[SET EXERCISE]: Keep the pictures out of the copy and repeat the records exactly.

[DATASET RECORDS]:
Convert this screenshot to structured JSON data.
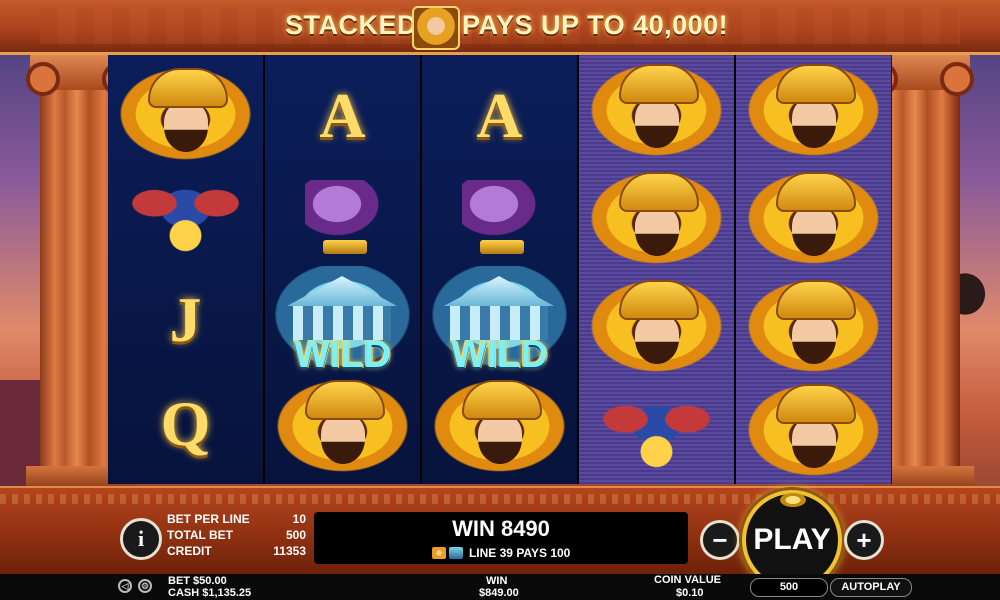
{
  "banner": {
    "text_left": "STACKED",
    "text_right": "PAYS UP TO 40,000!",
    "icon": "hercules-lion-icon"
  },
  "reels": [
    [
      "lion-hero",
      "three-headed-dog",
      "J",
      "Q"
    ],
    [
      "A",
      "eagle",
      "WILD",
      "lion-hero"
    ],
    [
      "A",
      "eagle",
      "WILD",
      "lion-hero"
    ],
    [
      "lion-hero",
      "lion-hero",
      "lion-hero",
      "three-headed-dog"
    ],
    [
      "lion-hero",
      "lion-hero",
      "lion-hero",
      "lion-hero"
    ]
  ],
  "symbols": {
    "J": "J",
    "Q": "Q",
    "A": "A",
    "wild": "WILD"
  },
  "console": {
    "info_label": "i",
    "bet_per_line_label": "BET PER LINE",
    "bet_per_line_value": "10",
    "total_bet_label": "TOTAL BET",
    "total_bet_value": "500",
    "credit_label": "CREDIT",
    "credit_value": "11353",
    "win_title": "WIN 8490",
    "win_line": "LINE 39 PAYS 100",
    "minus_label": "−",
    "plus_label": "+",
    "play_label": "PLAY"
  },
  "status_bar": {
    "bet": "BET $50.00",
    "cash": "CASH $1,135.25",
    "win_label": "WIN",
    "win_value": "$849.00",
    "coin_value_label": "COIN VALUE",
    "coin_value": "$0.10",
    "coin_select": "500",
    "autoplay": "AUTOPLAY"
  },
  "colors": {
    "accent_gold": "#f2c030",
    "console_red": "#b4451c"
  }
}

[COMPLETE OUTPUT]:
Convert this screenshot to structured JSON data.
{
  "banner": {
    "text_left": "STACKED",
    "text_right": "PAYS UP TO 40,000!",
    "icon": "hercules-lion-icon"
  },
  "reels": [
    [
      "lion-hero",
      "three-headed-dog",
      "J",
      "Q"
    ],
    [
      "A",
      "eagle",
      "WILD",
      "lion-hero"
    ],
    [
      "A",
      "eagle",
      "WILD",
      "lion-hero"
    ],
    [
      "lion-hero",
      "lion-hero",
      "lion-hero",
      "three-headed-dog"
    ],
    [
      "lion-hero",
      "lion-hero",
      "lion-hero",
      "lion-hero"
    ]
  ],
  "symbols": {
    "J": "J",
    "Q": "Q",
    "A": "A",
    "wild": "WILD"
  },
  "console": {
    "info_label": "i",
    "bet_per_line_label": "BET PER LINE",
    "bet_per_line_value": "10",
    "total_bet_label": "TOTAL BET",
    "total_bet_value": "500",
    "credit_label": "CREDIT",
    "credit_value": "11353",
    "win_title": "WIN 8490",
    "win_line": "LINE 39 PAYS 100",
    "minus_label": "−",
    "plus_label": "+",
    "play_label": "PLAY"
  },
  "status_bar": {
    "bet": "BET $50.00",
    "cash": "CASH $1,135.25",
    "win_label": "WIN",
    "win_value": "$849.00",
    "coin_value_label": "COIN VALUE",
    "coin_value": "$0.10",
    "coin_select": "500",
    "autoplay": "AUTOPLAY"
  },
  "colors": {
    "accent_gold": "#f2c030",
    "console_red": "#b4451c"
  }
}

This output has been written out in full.